Task description: Extract the listing in its entirety, keeping each line identical to the original.

[Dataset records]
........

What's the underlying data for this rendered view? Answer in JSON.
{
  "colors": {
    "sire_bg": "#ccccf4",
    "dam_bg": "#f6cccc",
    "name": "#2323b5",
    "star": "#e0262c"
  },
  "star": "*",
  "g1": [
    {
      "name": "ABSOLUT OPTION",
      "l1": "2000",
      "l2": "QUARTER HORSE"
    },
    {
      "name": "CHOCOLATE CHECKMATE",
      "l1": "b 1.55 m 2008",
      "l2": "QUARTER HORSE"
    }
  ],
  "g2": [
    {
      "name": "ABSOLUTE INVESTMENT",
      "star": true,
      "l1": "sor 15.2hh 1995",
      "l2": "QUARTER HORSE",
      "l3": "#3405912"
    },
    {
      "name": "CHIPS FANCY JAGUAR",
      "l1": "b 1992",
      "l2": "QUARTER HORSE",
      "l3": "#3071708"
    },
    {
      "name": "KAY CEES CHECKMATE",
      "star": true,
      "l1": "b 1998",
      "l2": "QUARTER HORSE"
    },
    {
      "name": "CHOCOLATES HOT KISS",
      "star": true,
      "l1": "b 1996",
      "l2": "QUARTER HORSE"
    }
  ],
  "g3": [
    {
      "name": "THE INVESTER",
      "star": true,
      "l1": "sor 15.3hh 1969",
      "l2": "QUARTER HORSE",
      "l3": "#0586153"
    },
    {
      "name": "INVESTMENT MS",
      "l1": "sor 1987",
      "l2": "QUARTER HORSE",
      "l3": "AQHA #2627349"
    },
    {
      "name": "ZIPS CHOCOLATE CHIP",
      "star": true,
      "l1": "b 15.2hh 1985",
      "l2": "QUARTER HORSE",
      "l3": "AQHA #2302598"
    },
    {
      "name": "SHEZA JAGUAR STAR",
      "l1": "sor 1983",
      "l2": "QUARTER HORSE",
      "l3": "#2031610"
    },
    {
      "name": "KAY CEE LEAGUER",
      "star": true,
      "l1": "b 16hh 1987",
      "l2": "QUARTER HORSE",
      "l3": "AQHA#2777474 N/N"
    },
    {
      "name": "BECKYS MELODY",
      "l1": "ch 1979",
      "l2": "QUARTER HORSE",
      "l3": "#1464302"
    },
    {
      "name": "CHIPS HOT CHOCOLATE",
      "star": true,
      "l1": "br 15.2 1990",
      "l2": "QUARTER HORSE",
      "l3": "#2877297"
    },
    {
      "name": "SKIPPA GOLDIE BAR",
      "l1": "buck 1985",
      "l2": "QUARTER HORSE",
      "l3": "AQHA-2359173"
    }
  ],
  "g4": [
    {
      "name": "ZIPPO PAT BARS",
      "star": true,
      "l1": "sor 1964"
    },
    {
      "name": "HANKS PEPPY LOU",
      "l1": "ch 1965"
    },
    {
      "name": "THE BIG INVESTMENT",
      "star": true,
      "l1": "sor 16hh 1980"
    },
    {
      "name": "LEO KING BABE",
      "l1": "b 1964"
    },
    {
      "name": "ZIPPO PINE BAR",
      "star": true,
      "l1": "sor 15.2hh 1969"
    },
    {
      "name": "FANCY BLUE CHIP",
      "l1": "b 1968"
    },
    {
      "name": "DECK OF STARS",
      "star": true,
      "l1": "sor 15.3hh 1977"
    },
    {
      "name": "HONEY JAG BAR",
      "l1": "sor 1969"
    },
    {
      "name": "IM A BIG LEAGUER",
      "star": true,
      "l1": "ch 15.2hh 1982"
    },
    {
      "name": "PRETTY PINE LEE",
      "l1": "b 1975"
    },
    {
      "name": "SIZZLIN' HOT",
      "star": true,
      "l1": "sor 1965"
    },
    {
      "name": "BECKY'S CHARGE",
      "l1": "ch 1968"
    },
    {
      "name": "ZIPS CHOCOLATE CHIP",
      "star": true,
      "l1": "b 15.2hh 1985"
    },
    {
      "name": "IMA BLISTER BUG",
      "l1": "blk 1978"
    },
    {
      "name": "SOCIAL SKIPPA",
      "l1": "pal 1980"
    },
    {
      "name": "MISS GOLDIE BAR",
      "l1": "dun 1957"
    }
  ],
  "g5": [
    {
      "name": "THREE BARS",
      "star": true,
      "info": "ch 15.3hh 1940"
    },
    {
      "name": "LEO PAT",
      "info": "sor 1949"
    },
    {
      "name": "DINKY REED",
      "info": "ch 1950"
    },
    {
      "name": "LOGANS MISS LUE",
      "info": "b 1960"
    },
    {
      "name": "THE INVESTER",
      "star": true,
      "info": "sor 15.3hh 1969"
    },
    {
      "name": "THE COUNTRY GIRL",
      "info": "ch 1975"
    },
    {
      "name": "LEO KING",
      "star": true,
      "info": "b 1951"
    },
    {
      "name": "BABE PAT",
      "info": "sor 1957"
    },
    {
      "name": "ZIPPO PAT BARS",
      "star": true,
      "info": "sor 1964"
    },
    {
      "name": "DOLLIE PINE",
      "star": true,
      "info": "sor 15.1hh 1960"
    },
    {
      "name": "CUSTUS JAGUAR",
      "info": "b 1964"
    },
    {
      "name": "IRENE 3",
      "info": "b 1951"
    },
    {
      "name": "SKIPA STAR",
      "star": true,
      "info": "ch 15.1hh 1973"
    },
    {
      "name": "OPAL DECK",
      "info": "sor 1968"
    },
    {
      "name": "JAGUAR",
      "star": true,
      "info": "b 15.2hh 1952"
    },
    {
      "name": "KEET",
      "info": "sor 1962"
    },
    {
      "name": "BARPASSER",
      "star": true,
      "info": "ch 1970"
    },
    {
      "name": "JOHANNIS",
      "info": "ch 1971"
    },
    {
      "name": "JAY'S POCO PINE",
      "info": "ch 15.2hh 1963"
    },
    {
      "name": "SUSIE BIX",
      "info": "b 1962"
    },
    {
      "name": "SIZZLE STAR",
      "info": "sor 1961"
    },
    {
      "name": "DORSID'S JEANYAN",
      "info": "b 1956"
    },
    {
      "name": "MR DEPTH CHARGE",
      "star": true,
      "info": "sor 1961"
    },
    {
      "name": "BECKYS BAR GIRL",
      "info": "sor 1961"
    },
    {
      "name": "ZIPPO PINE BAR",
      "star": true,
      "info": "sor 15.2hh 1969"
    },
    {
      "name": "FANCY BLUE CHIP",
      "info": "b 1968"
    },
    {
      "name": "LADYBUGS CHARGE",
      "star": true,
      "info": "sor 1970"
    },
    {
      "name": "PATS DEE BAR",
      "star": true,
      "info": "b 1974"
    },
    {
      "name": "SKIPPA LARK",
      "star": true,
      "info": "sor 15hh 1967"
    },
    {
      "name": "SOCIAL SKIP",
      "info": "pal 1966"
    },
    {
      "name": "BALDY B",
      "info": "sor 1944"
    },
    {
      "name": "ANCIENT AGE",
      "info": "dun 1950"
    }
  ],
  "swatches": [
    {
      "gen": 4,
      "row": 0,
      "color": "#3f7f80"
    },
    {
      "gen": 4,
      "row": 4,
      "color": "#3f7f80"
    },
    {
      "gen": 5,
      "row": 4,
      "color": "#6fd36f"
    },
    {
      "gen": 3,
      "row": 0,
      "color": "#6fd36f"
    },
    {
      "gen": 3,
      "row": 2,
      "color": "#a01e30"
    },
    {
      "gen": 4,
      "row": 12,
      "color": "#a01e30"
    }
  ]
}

........

Response to this task:
What's the underlying data for this rendered view? Answer in JSON.
{
  "colors": {
    "sire_bg": "#ccccf4",
    "dam_bg": "#f6cccc",
    "name": "#2323b5",
    "star": "#e0262c"
  },
  "star": "*",
  "g1": [
    {
      "name": "ABSOLUT OPTION",
      "l1": "2000",
      "l2": "QUARTER HORSE"
    },
    {
      "name": "CHOCOLATE CHECKMATE",
      "l1": "b 1.55 m 2008",
      "l2": "QUARTER HORSE"
    }
  ],
  "g2": [
    {
      "name": "ABSOLUTE INVESTMENT",
      "star": true,
      "l1": "sor 15.2hh 1995",
      "l2": "QUARTER HORSE",
      "l3": "#3405912"
    },
    {
      "name": "CHIPS FANCY JAGUAR",
      "l1": "b 1992",
      "l2": "QUARTER HORSE",
      "l3": "#3071708"
    },
    {
      "name": "KAY CEES CHECKMATE",
      "star": true,
      "l1": "b 1998",
      "l2": "QUARTER HORSE"
    },
    {
      "name": "CHOCOLATES HOT KISS",
      "star": true,
      "l1": "b 1996",
      "l2": "QUARTER HORSE"
    }
  ],
  "g3": [
    {
      "name": "THE INVESTER",
      "star": true,
      "l1": "sor 15.3hh 1969",
      "l2": "QUARTER HORSE",
      "l3": "#0586153"
    },
    {
      "name": "INVESTMENT MS",
      "l1": "sor 1987",
      "l2": "QUARTER HORSE",
      "l3": "AQHA #2627349"
    },
    {
      "name": "ZIPS CHOCOLATE CHIP",
      "star": true,
      "l1": "b 15.2hh 1985",
      "l2": "QUARTER HORSE",
      "l3": "AQHA #2302598"
    },
    {
      "name": "SHEZA JAGUAR STAR",
      "l1": "sor 1983",
      "l2": "QUARTER HORSE",
      "l3": "#2031610"
    },
    {
      "name": "KAY CEE LEAGUER",
      "star": true,
      "l1": "b 16hh 1987",
      "l2": "QUARTER HORSE",
      "l3": "AQHA#2777474 N/N"
    },
    {
      "name": "BECKYS MELODY",
      "l1": "ch 1979",
      "l2": "QUARTER HORSE",
      "l3": "#1464302"
    },
    {
      "name": "CHIPS HOT CHOCOLATE",
      "star": true,
      "l1": "br 15.2 1990",
      "l2": "QUARTER HORSE",
      "l3": "#2877297"
    },
    {
      "name": "SKIPPA GOLDIE BAR",
      "l1": "buck 1985",
      "l2": "QUARTER HORSE",
      "l3": "AQHA-2359173"
    }
  ],
  "g4": [
    {
      "name": "ZIPPO PAT BARS",
      "star": true,
      "l1": "sor 1964"
    },
    {
      "name": "HANKS PEPPY LOU",
      "l1": "ch 1965"
    },
    {
      "name": "THE BIG INVESTMENT",
      "star": true,
      "l1": "sor 16hh 1980"
    },
    {
      "name": "LEO KING BABE",
      "l1": "b 1964"
    },
    {
      "name": "ZIPPO PINE BAR",
      "star": true,
      "l1": "sor 15.2hh 1969"
    },
    {
      "name": "FANCY BLUE CHIP",
      "l1": "b 1968"
    },
    {
      "name": "DECK OF STARS",
      "star": true,
      "l1": "sor 15.3hh 1977"
    },
    {
      "name": "HONEY JAG BAR",
      "l1": "sor 1969"
    },
    {
      "name": "IM A BIG LEAGUER",
      "star": true,
      "l1": "ch 15.2hh 1982"
    },
    {
      "name": "PRETTY PINE LEE",
      "l1": "b 1975"
    },
    {
      "name": "SIZZLIN' HOT",
      "star": true,
      "l1": "sor 1965"
    },
    {
      "name": "BECKY'S CHARGE",
      "l1": "ch 1968"
    },
    {
      "name": "ZIPS CHOCOLATE CHIP",
      "star": true,
      "l1": "b 15.2hh 1985"
    },
    {
      "name": "IMA BLISTER BUG",
      "l1": "blk 1978"
    },
    {
      "name": "SOCIAL SKIPPA",
      "l1": "pal 1980"
    },
    {
      "name": "MISS GOLDIE BAR",
      "l1": "dun 1957"
    }
  ],
  "g5": [
    {
      "name": "THREE BARS",
      "star": true,
      "info": "ch 15.3hh 1940"
    },
    {
      "name": "LEO PAT",
      "info": "sor 1949"
    },
    {
      "name": "DINKY REED",
      "info": "ch 1950"
    },
    {
      "name": "LOGANS MISS LUE",
      "info": "b 1960"
    },
    {
      "name": "THE INVESTER",
      "star": true,
      "info": "sor 15.3hh 1969"
    },
    {
      "name": "THE COUNTRY GIRL",
      "info": "ch 1975"
    },
    {
      "name": "LEO KING",
      "star": true,
      "info": "b 1951"
    },
    {
      "name": "BABE PAT",
      "info": "sor 1957"
    },
    {
      "name": "ZIPPO PAT BARS",
      "star": true,
      "info": "sor 1964"
    },
    {
      "name": "DOLLIE PINE",
      "star": true,
      "info": "sor 15.1hh 1960"
    },
    {
      "name": "CUSTUS JAGUAR",
      "info": "b 1964"
    },
    {
      "name": "IRENE 3",
      "info": "b 1951"
    },
    {
      "name": "SKIPA STAR",
      "star": true,
      "info": "ch 15.1hh 1973"
    },
    {
      "name": "OPAL DECK",
      "info": "sor 1968"
    },
    {
      "name": "JAGUAR",
      "star": true,
      "info": "b 15.2hh 1952"
    },
    {
      "name": "KEET",
      "info": "sor 1962"
    },
    {
      "name": "BARPASSER",
      "star": true,
      "info": "ch 1970"
    },
    {
      "name": "JOHANNIS",
      "info": "ch 1971"
    },
    {
      "name": "JAY'S POCO PINE",
      "info": "ch 15.2hh 1963"
    },
    {
      "name": "SUSIE BIX",
      "info": "b 1962"
    },
    {
      "name": "SIZZLE STAR",
      "info": "sor 1961"
    },
    {
      "name": "DORSID'S JEANYAN",
      "info": "b 1956"
    },
    {
      "name": "MR DEPTH CHARGE",
      "star": true,
      "info": "sor 1961"
    },
    {
      "name": "BECKYS BAR GIRL",
      "info": "sor 1961"
    },
    {
      "name": "ZIPPO PINE BAR",
      "star": true,
      "info": "sor 15.2hh 1969"
    },
    {
      "name": "FANCY BLUE CHIP",
      "info": "b 1968"
    },
    {
      "name": "LADYBUGS CHARGE",
      "star": true,
      "info": "sor 1970"
    },
    {
      "name": "PATS DEE BAR",
      "star": true,
      "info": "b 1974"
    },
    {
      "name": "SKIPPA LARK",
      "star": true,
      "info": "sor 15hh 1967"
    },
    {
      "name": "SOCIAL SKIP",
      "info": "pal 1966"
    },
    {
      "name": "BALDY B",
      "info": "sor 1944"
    },
    {
      "name": "ANCIENT AGE",
      "info": "dun 1950"
    }
  ],
  "swatches": [
    {
      "gen": 4,
      "row": 0,
      "color": "#3f7f80"
    },
    {
      "gen": 4,
      "row": 4,
      "color": "#3f7f80"
    },
    {
      "gen": 5,
      "row": 4,
      "color": "#6fd36f"
    },
    {
      "gen": 3,
      "row": 0,
      "color": "#6fd36f"
    },
    {
      "gen": 3,
      "row": 2,
      "color": "#a01e30"
    },
    {
      "gen": 4,
      "row": 12,
      "color": "#a01e30"
    }
  ]
}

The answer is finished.